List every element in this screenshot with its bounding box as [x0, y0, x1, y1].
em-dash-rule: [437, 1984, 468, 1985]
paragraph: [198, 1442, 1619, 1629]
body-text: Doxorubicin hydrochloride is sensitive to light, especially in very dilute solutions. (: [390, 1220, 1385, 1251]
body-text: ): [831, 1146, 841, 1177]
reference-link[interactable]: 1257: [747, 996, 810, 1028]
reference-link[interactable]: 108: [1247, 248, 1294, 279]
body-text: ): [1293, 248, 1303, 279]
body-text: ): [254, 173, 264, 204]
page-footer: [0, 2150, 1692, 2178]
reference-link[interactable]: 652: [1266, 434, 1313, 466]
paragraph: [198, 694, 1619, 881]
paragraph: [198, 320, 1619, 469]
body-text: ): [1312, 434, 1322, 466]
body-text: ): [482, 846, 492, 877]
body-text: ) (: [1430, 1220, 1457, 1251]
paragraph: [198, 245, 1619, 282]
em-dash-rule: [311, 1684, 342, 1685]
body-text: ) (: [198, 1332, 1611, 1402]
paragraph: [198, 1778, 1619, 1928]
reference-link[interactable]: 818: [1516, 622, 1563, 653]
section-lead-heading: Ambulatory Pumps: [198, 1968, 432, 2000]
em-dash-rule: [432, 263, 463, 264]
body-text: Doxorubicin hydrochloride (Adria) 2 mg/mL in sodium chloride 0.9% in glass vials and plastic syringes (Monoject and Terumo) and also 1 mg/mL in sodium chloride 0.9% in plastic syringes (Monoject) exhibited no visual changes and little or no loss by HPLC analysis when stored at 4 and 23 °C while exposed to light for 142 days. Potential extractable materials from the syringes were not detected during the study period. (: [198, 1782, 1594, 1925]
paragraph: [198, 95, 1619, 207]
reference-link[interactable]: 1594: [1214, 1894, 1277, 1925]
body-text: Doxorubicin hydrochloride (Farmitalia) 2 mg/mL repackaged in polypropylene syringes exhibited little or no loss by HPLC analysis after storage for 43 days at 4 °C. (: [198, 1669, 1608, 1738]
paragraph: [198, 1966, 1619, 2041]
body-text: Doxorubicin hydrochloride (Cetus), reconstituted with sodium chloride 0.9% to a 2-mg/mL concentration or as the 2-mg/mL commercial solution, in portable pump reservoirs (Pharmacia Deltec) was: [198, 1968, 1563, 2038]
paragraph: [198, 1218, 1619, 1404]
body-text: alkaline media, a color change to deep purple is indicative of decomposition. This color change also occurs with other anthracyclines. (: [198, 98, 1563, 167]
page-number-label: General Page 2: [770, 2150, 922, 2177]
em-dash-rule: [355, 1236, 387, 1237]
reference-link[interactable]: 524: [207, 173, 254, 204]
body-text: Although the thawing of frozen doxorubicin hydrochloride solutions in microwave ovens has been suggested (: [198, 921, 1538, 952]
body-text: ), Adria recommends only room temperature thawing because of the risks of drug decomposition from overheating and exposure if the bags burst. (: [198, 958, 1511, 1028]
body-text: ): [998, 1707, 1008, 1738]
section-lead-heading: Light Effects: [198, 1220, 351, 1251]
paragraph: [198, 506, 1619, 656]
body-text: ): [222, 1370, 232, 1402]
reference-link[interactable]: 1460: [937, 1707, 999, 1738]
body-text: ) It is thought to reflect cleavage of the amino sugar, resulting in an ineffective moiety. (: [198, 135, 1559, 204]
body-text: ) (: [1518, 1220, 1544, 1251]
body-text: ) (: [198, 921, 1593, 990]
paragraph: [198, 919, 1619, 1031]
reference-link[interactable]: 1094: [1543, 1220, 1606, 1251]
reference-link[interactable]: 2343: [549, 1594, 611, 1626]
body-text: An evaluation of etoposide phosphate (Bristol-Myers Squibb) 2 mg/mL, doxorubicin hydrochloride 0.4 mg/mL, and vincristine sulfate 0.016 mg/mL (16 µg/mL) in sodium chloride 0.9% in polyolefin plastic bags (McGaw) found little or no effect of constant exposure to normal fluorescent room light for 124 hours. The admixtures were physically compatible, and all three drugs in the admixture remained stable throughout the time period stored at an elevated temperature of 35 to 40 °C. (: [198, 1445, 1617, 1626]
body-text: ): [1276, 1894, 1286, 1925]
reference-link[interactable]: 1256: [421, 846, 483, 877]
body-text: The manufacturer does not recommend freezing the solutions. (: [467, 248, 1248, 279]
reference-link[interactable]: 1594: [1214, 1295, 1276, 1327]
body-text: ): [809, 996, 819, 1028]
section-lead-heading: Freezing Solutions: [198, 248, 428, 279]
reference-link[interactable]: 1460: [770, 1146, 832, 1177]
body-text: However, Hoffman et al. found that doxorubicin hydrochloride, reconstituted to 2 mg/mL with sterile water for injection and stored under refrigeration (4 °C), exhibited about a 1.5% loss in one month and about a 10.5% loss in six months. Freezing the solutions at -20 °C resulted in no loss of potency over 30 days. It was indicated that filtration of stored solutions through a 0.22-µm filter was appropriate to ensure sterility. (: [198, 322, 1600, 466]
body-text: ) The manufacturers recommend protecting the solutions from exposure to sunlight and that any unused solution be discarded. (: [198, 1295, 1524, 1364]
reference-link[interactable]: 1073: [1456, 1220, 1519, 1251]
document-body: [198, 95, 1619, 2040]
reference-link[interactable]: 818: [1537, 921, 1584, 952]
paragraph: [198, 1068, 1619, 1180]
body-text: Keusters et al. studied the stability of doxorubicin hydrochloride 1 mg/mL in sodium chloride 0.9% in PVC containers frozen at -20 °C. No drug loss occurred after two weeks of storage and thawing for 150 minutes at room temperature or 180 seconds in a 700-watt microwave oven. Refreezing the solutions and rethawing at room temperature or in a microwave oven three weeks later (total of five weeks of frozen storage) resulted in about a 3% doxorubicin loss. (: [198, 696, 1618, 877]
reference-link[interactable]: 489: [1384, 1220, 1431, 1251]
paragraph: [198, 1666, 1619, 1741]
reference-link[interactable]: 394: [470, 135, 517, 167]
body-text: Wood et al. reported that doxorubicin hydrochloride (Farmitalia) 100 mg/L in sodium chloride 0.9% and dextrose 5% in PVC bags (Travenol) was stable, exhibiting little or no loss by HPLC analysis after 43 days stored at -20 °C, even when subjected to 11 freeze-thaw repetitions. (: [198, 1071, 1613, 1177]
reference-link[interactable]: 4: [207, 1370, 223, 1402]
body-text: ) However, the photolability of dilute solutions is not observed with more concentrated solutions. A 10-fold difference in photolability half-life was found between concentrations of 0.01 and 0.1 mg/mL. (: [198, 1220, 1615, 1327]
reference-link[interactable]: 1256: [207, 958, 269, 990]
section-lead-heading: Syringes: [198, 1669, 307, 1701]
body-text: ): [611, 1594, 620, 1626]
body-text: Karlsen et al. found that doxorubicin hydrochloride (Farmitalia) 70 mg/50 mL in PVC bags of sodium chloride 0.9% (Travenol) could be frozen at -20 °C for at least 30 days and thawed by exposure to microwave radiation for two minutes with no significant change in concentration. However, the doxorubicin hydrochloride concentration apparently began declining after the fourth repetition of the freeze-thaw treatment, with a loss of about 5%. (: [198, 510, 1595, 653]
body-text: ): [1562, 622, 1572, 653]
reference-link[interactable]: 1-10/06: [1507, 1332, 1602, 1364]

^^^^^^^^^^^^^^^^

What to work on
Please give the listing again, switching each "sodium chloride 0.9%" to "0.9% saline" and leaving everything else unchanged.

Task answer
List every element in this screenshot with its bounding box as [x0, y0, x1, y1].
em-dash-rule: [437, 1984, 468, 1985]
paragraph: [198, 1442, 1619, 1629]
body-text: Doxorubicin hydrochloride is sensitive to light, especially in very dilute solutions. (: [390, 1220, 1385, 1251]
body-text: ): [831, 1146, 841, 1177]
reference-link[interactable]: 1257: [747, 996, 810, 1028]
reference-link[interactable]: 108: [1247, 248, 1294, 279]
body-text: ): [1293, 248, 1303, 279]
body-text: ): [254, 173, 264, 204]
page-footer: [0, 2150, 1692, 2178]
reference-link[interactable]: 652: [1266, 434, 1313, 466]
paragraph: [198, 694, 1619, 881]
paragraph: [198, 320, 1619, 469]
body-text: ): [1312, 434, 1322, 466]
body-text: ): [482, 846, 492, 877]
body-text: ) (: [1430, 1220, 1457, 1251]
paragraph: [198, 245, 1619, 282]
em-dash-rule: [311, 1684, 342, 1685]
body-text: ) (: [198, 1332, 1611, 1402]
paragraph: [198, 1778, 1619, 1928]
reference-link[interactable]: 818: [1516, 622, 1563, 653]
section-lead-heading: Ambulatory Pumps: [198, 1968, 432, 2000]
em-dash-rule: [432, 263, 463, 264]
body-text: Doxorubicin hydrochloride (Adria) 2 mg/mL in 0.9% saline in glass vials and plastic syringes (Monoject and Terumo) and also 1 mg/mL in 0.9% saline in plastic syringes (Monoject) exhibited no visual changes and little or no loss by HPLC analysis when stored at 4 and 23 °C while exposed to light for 142 days. Potential extractable materials from the syringes were not detected during the study period. (: [198, 1782, 1594, 1925]
paragraph: [198, 95, 1619, 207]
reference-link[interactable]: 1594: [1214, 1894, 1277, 1925]
body-text: Doxorubicin hydrochloride (Farmitalia) 2 mg/mL repackaged in polypropylene syringes exhibited little or no loss by HPLC analysis after storage for 43 days at 4 °C. (: [198, 1669, 1608, 1738]
paragraph: [198, 1966, 1619, 2041]
body-text: Doxorubicin hydrochloride (Cetus), reconstituted with 0.9% saline to a 2-mg/mL concentration or as the 2-mg/mL commercial solution, in portable pump reservoirs (Pharmacia Deltec) was: [198, 1968, 1563, 2038]
paragraph: [198, 1218, 1619, 1404]
body-text: alkaline media, a color change to deep purple is indicative of decomposition. This color change also occurs with other anthracyclines. (: [198, 98, 1563, 167]
page-number-label: General Page 2: [770, 2150, 922, 2177]
em-dash-rule: [355, 1236, 387, 1237]
reference-link[interactable]: 524: [207, 173, 254, 204]
body-text: Although the thawing of frozen doxorubicin hydrochloride solutions in microwave ovens has been suggested (: [198, 921, 1538, 952]
body-text: ), Adria recommends only room temperature thawing because of the risks of drug decomposition from overheating and exposure if the bags burst. (: [198, 958, 1511, 1028]
body-text: ): [998, 1707, 1008, 1738]
section-lead-heading: Light Effects: [198, 1220, 351, 1251]
paragraph: [198, 506, 1619, 656]
body-text: ): [222, 1370, 232, 1402]
reference-link[interactable]: 1460: [937, 1707, 999, 1738]
body-text: ) It is thought to reflect cleavage of the amino sugar, resulting in an ineffective moiety. (: [198, 135, 1559, 204]
body-text: ) (: [1518, 1220, 1544, 1251]
body-text: ) (: [198, 921, 1593, 990]
paragraph: [198, 919, 1619, 1031]
reference-link[interactable]: 1094: [1543, 1220, 1606, 1251]
reference-link[interactable]: 2343: [549, 1594, 611, 1626]
body-text: An evaluation of etoposide phosphate (Bristol-Myers Squibb) 2 mg/mL, doxorubicin hydrochloride 0.4 mg/mL, and vincristine sulfate 0.016 mg/mL (16 µg/mL) in 0.9% saline in polyolefin plastic bags (McGaw) found little or no effect of constant exposure to normal fluorescent room light for 124 hours. The admixtures were physically compatible, and all three drugs in the admixture remained stable throughout the time period stored at an elevated temperature of 35 to 40 °C. (: [198, 1445, 1617, 1626]
body-text: ): [1276, 1894, 1286, 1925]
reference-link[interactable]: 1256: [421, 846, 483, 877]
body-text: The manufacturer does not recommend freezing the solutions. (: [467, 248, 1248, 279]
reference-link[interactable]: 1594: [1214, 1295, 1276, 1327]
body-text: ): [809, 996, 819, 1028]
section-lead-heading: Freezing Solutions: [198, 248, 428, 279]
reference-link[interactable]: 1460: [770, 1146, 832, 1177]
body-text: However, Hoffman et al. found that doxorubicin hydrochloride, reconstituted to 2 mg/mL with sterile water for injection and stored under refrigeration (4 °C), exhibited about a 1.5% loss in one month and about a 10.5% loss in six months. Freezing the solutions at -20 °C resulted in no loss of potency over 30 days. It was indicated that filtration of stored solutions through a 0.22-µm filter was appropriate to ensure sterility. (: [198, 322, 1600, 466]
body-text: ) The manufacturers recommend protecting the solutions from exposure to sunlight and that any unused solution be discarded. (: [198, 1295, 1524, 1364]
reference-link[interactable]: 1073: [1456, 1220, 1519, 1251]
document-body: [198, 95, 1619, 2040]
reference-link[interactable]: 818: [1537, 921, 1584, 952]
paragraph: [198, 1068, 1619, 1180]
body-text: Keusters et al. studied the stability of doxorubicin hydrochloride 1 mg/mL in 0.9% saline in PVC containers frozen at -20 °C. No drug loss occurred after two weeks of storage and thawing for 150 minutes at room temperature or 180 seconds in a 700-watt microwave oven. Refreezing the solutions and rethawing at room temperature or in a microwave oven three weeks later (total of five weeks of frozen storage) resulted in about a 3% doxorubicin loss. (: [198, 696, 1618, 877]
reference-link[interactable]: 489: [1384, 1220, 1431, 1251]
paragraph: [198, 1666, 1619, 1741]
reference-link[interactable]: 394: [470, 135, 517, 167]
body-text: Wood et al. reported that doxorubicin hydrochloride (Farmitalia) 100 mg/L in 0.9% saline and dextrose 5% in PVC bags (Travenol) was stable, exhibiting little or no loss by HPLC analysis after 43 days stored at -20 °C, even when subjected to 11 freeze-thaw repetitions. (: [198, 1071, 1613, 1177]
reference-link[interactable]: 4: [207, 1370, 223, 1402]
body-text: ) However, the photolability of dilute solutions is not observed with more concentrated solutions. A 10-fold difference in photolability half-life was found between concentrations of 0.01 and 0.1 mg/mL. (: [198, 1220, 1615, 1327]
reference-link[interactable]: 1256: [207, 958, 269, 990]
section-lead-heading: Syringes: [198, 1669, 307, 1701]
body-text: ): [611, 1594, 620, 1626]
body-text: Karlsen et al. found that doxorubicin hydrochloride (Farmitalia) 70 mg/50 mL in PVC bags of 0.9% saline (Travenol) could be frozen at -20 °C for at least 30 days and thawed by exposure to microwave radiation for two minutes with no significant change in concentration. However, the doxorubicin hydrochloride concentration apparently began declining after the fourth repetition of the freeze-thaw treatment, with a loss of about 5%. (: [198, 510, 1595, 653]
body-text: ): [1562, 622, 1572, 653]
reference-link[interactable]: 1-10/06: [1507, 1332, 1602, 1364]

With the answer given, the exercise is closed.